AIM - Reproduce every record below exactly as written, but leave out any pictures.

Stored data:
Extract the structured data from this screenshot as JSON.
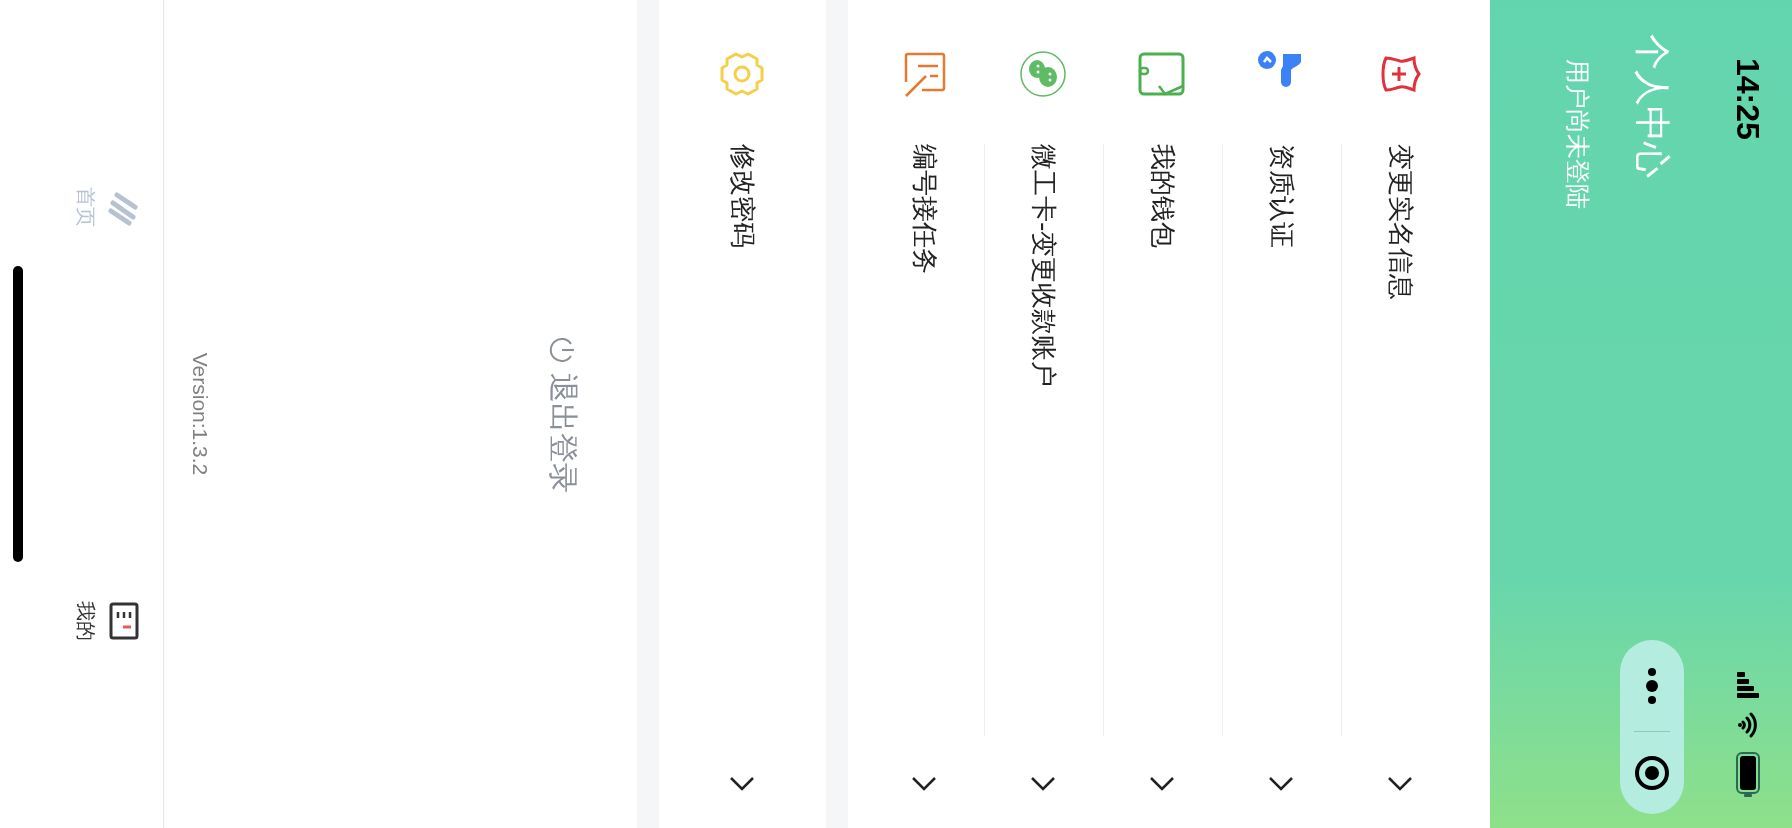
{
  "status_bar": {
    "time": "14:25"
  },
  "header": {
    "title": "个人中心",
    "subtitle": "用户尚未登陆"
  },
  "menu_groups": [
    {
      "items": [
        {
          "kind": "shield",
          "label": "变更实名信息"
        },
        {
          "kind": "badge",
          "label": "资质认证"
        },
        {
          "kind": "wallet",
          "label": "我的钱包"
        },
        {
          "kind": "wechat",
          "label": "微工卡-变更收款账户"
        },
        {
          "kind": "note",
          "label": "编号接任务"
        }
      ]
    },
    {
      "items": [
        {
          "kind": "gear",
          "label": "修改密码"
        }
      ]
    }
  ],
  "logout": {
    "label": "退出登录"
  },
  "version": "Version:1.3.2",
  "tabs": [
    {
      "kind": "home",
      "label": "首页",
      "selected": false
    },
    {
      "kind": "mine",
      "label": "我的",
      "selected": true
    }
  ]
}
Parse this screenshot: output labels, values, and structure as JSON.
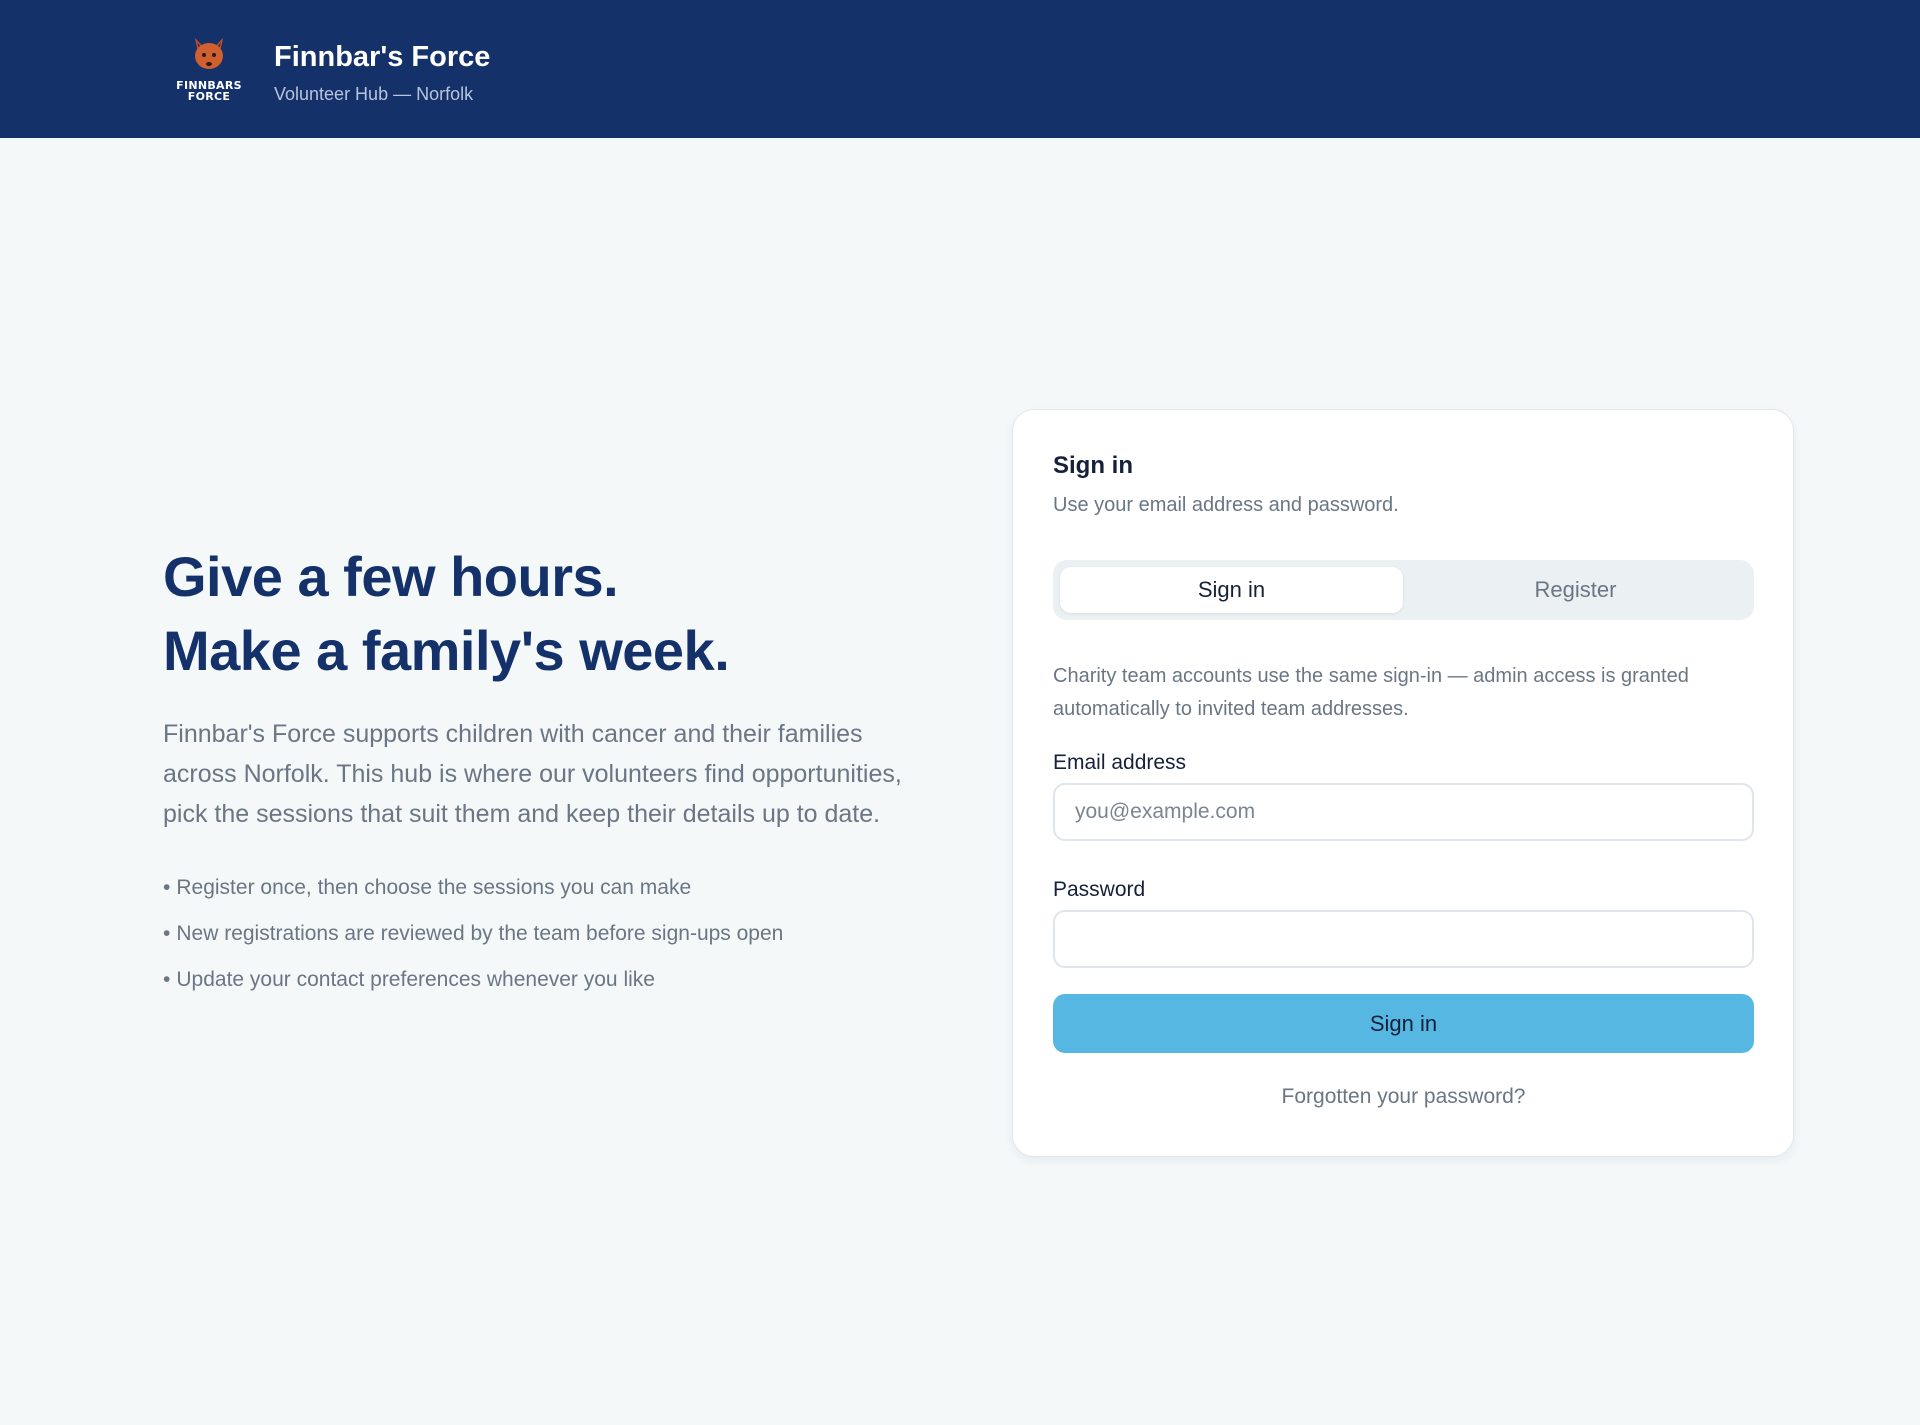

SOLUTION TO THIS EXERCISE -
Extract the structured data from this screenshot as JSON.
{
  "status_bar": {
    "time": "14:25"
  },
  "header": {
    "title": "个人中心",
    "subtitle": "用户尚未登陆"
  },
  "menu_groups": [
    {
      "items": [
        {
          "kind": "shield",
          "label": "变更实名信息"
        },
        {
          "kind": "badge",
          "label": "资质认证"
        },
        {
          "kind": "wallet",
          "label": "我的钱包"
        },
        {
          "kind": "wechat",
          "label": "微工卡-变更收款账户"
        },
        {
          "kind": "note",
          "label": "编号接任务"
        }
      ]
    },
    {
      "items": [
        {
          "kind": "gear",
          "label": "修改密码"
        }
      ]
    }
  ],
  "logout": {
    "label": "退出登录"
  },
  "version": "Version:1.3.2",
  "tabs": [
    {
      "kind": "home",
      "label": "首页",
      "selected": false
    },
    {
      "kind": "mine",
      "label": "我的",
      "selected": true
    }
  ]
}
Parse this screenshot: output labels, values, and structure as JSON.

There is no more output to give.